§ Dataset excerpt:
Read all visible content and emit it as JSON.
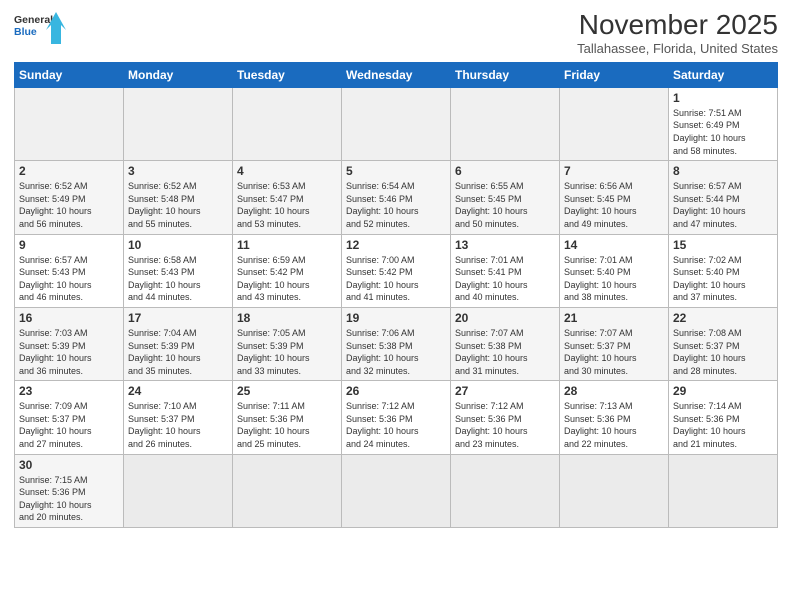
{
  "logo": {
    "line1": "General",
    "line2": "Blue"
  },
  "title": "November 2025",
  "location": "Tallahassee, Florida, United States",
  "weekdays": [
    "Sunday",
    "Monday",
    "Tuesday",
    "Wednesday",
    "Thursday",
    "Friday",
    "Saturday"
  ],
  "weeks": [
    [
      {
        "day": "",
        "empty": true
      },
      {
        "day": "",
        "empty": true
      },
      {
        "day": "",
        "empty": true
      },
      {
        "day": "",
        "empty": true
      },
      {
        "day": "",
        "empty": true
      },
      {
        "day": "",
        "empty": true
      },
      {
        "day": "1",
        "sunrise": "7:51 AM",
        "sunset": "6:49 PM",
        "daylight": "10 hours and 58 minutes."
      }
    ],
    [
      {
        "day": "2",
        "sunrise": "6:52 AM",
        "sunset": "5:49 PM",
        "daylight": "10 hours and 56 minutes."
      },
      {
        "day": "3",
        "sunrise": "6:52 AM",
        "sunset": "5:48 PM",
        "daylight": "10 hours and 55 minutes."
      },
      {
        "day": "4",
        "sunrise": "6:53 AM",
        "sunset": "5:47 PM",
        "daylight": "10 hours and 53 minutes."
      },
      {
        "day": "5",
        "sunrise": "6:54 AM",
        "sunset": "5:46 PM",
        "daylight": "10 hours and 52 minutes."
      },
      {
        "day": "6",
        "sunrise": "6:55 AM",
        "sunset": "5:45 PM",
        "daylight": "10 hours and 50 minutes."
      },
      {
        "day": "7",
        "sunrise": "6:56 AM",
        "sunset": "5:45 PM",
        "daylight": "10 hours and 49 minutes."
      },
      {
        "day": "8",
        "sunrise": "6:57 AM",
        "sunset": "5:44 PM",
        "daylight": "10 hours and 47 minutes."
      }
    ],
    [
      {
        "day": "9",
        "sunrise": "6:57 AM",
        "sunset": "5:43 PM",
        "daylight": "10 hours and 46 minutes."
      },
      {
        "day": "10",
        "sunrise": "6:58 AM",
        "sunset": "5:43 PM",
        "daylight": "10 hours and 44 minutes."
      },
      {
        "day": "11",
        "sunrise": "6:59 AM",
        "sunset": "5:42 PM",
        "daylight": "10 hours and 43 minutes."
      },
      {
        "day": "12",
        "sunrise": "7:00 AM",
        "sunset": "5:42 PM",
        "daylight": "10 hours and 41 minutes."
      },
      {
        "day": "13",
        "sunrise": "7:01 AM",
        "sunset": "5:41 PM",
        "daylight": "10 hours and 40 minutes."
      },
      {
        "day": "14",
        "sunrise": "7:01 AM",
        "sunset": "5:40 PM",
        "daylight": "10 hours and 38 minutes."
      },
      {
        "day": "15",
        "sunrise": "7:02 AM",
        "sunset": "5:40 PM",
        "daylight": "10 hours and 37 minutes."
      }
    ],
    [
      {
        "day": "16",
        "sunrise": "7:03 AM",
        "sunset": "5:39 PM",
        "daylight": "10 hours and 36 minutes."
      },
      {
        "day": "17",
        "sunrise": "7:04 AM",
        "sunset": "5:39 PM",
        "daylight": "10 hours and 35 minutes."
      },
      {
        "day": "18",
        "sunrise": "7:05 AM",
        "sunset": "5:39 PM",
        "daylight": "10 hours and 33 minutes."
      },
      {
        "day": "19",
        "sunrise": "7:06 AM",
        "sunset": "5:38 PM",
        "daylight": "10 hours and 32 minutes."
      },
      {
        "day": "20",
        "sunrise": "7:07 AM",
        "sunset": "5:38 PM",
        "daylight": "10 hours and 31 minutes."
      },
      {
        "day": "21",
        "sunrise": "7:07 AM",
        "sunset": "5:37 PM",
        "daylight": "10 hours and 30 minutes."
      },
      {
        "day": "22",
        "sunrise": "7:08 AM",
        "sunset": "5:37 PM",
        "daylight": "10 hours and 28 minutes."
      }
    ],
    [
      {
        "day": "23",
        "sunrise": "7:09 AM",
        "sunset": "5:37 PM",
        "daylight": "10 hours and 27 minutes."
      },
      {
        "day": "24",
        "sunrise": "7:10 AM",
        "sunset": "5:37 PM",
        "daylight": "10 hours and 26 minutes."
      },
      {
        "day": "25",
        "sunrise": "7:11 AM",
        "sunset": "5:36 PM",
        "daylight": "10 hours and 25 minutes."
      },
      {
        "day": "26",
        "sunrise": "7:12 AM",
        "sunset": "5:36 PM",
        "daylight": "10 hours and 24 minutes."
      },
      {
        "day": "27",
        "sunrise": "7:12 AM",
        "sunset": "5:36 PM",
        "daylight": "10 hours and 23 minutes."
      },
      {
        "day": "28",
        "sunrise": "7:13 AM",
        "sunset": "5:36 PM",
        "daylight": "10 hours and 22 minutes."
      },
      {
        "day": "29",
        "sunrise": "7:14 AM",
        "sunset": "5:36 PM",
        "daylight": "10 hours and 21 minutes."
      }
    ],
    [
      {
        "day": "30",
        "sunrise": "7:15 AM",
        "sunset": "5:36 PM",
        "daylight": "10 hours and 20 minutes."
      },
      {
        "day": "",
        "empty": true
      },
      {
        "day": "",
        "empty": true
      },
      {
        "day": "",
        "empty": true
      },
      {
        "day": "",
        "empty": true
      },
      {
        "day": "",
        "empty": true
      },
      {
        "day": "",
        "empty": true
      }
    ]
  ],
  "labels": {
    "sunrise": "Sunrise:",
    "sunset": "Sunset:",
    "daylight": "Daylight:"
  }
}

§ What you should do: Using the material above, set down every line exactly, but skip the pictures.

§ Solution for this task:
Read all visible content and emit it as JSON.
{
  "logo": {
    "line1": "General",
    "line2": "Blue"
  },
  "title": "November 2025",
  "location": "Tallahassee, Florida, United States",
  "weekdays": [
    "Sunday",
    "Monday",
    "Tuesday",
    "Wednesday",
    "Thursday",
    "Friday",
    "Saturday"
  ],
  "weeks": [
    [
      {
        "day": "",
        "empty": true
      },
      {
        "day": "",
        "empty": true
      },
      {
        "day": "",
        "empty": true
      },
      {
        "day": "",
        "empty": true
      },
      {
        "day": "",
        "empty": true
      },
      {
        "day": "",
        "empty": true
      },
      {
        "day": "1",
        "sunrise": "7:51 AM",
        "sunset": "6:49 PM",
        "daylight": "10 hours and 58 minutes."
      }
    ],
    [
      {
        "day": "2",
        "sunrise": "6:52 AM",
        "sunset": "5:49 PM",
        "daylight": "10 hours and 56 minutes."
      },
      {
        "day": "3",
        "sunrise": "6:52 AM",
        "sunset": "5:48 PM",
        "daylight": "10 hours and 55 minutes."
      },
      {
        "day": "4",
        "sunrise": "6:53 AM",
        "sunset": "5:47 PM",
        "daylight": "10 hours and 53 minutes."
      },
      {
        "day": "5",
        "sunrise": "6:54 AM",
        "sunset": "5:46 PM",
        "daylight": "10 hours and 52 minutes."
      },
      {
        "day": "6",
        "sunrise": "6:55 AM",
        "sunset": "5:45 PM",
        "daylight": "10 hours and 50 minutes."
      },
      {
        "day": "7",
        "sunrise": "6:56 AM",
        "sunset": "5:45 PM",
        "daylight": "10 hours and 49 minutes."
      },
      {
        "day": "8",
        "sunrise": "6:57 AM",
        "sunset": "5:44 PM",
        "daylight": "10 hours and 47 minutes."
      }
    ],
    [
      {
        "day": "9",
        "sunrise": "6:57 AM",
        "sunset": "5:43 PM",
        "daylight": "10 hours and 46 minutes."
      },
      {
        "day": "10",
        "sunrise": "6:58 AM",
        "sunset": "5:43 PM",
        "daylight": "10 hours and 44 minutes."
      },
      {
        "day": "11",
        "sunrise": "6:59 AM",
        "sunset": "5:42 PM",
        "daylight": "10 hours and 43 minutes."
      },
      {
        "day": "12",
        "sunrise": "7:00 AM",
        "sunset": "5:42 PM",
        "daylight": "10 hours and 41 minutes."
      },
      {
        "day": "13",
        "sunrise": "7:01 AM",
        "sunset": "5:41 PM",
        "daylight": "10 hours and 40 minutes."
      },
      {
        "day": "14",
        "sunrise": "7:01 AM",
        "sunset": "5:40 PM",
        "daylight": "10 hours and 38 minutes."
      },
      {
        "day": "15",
        "sunrise": "7:02 AM",
        "sunset": "5:40 PM",
        "daylight": "10 hours and 37 minutes."
      }
    ],
    [
      {
        "day": "16",
        "sunrise": "7:03 AM",
        "sunset": "5:39 PM",
        "daylight": "10 hours and 36 minutes."
      },
      {
        "day": "17",
        "sunrise": "7:04 AM",
        "sunset": "5:39 PM",
        "daylight": "10 hours and 35 minutes."
      },
      {
        "day": "18",
        "sunrise": "7:05 AM",
        "sunset": "5:39 PM",
        "daylight": "10 hours and 33 minutes."
      },
      {
        "day": "19",
        "sunrise": "7:06 AM",
        "sunset": "5:38 PM",
        "daylight": "10 hours and 32 minutes."
      },
      {
        "day": "20",
        "sunrise": "7:07 AM",
        "sunset": "5:38 PM",
        "daylight": "10 hours and 31 minutes."
      },
      {
        "day": "21",
        "sunrise": "7:07 AM",
        "sunset": "5:37 PM",
        "daylight": "10 hours and 30 minutes."
      },
      {
        "day": "22",
        "sunrise": "7:08 AM",
        "sunset": "5:37 PM",
        "daylight": "10 hours and 28 minutes."
      }
    ],
    [
      {
        "day": "23",
        "sunrise": "7:09 AM",
        "sunset": "5:37 PM",
        "daylight": "10 hours and 27 minutes."
      },
      {
        "day": "24",
        "sunrise": "7:10 AM",
        "sunset": "5:37 PM",
        "daylight": "10 hours and 26 minutes."
      },
      {
        "day": "25",
        "sunrise": "7:11 AM",
        "sunset": "5:36 PM",
        "daylight": "10 hours and 25 minutes."
      },
      {
        "day": "26",
        "sunrise": "7:12 AM",
        "sunset": "5:36 PM",
        "daylight": "10 hours and 24 minutes."
      },
      {
        "day": "27",
        "sunrise": "7:12 AM",
        "sunset": "5:36 PM",
        "daylight": "10 hours and 23 minutes."
      },
      {
        "day": "28",
        "sunrise": "7:13 AM",
        "sunset": "5:36 PM",
        "daylight": "10 hours and 22 minutes."
      },
      {
        "day": "29",
        "sunrise": "7:14 AM",
        "sunset": "5:36 PM",
        "daylight": "10 hours and 21 minutes."
      }
    ],
    [
      {
        "day": "30",
        "sunrise": "7:15 AM",
        "sunset": "5:36 PM",
        "daylight": "10 hours and 20 minutes."
      },
      {
        "day": "",
        "empty": true
      },
      {
        "day": "",
        "empty": true
      },
      {
        "day": "",
        "empty": true
      },
      {
        "day": "",
        "empty": true
      },
      {
        "day": "",
        "empty": true
      },
      {
        "day": "",
        "empty": true
      }
    ]
  ],
  "labels": {
    "sunrise": "Sunrise:",
    "sunset": "Sunset:",
    "daylight": "Daylight:"
  }
}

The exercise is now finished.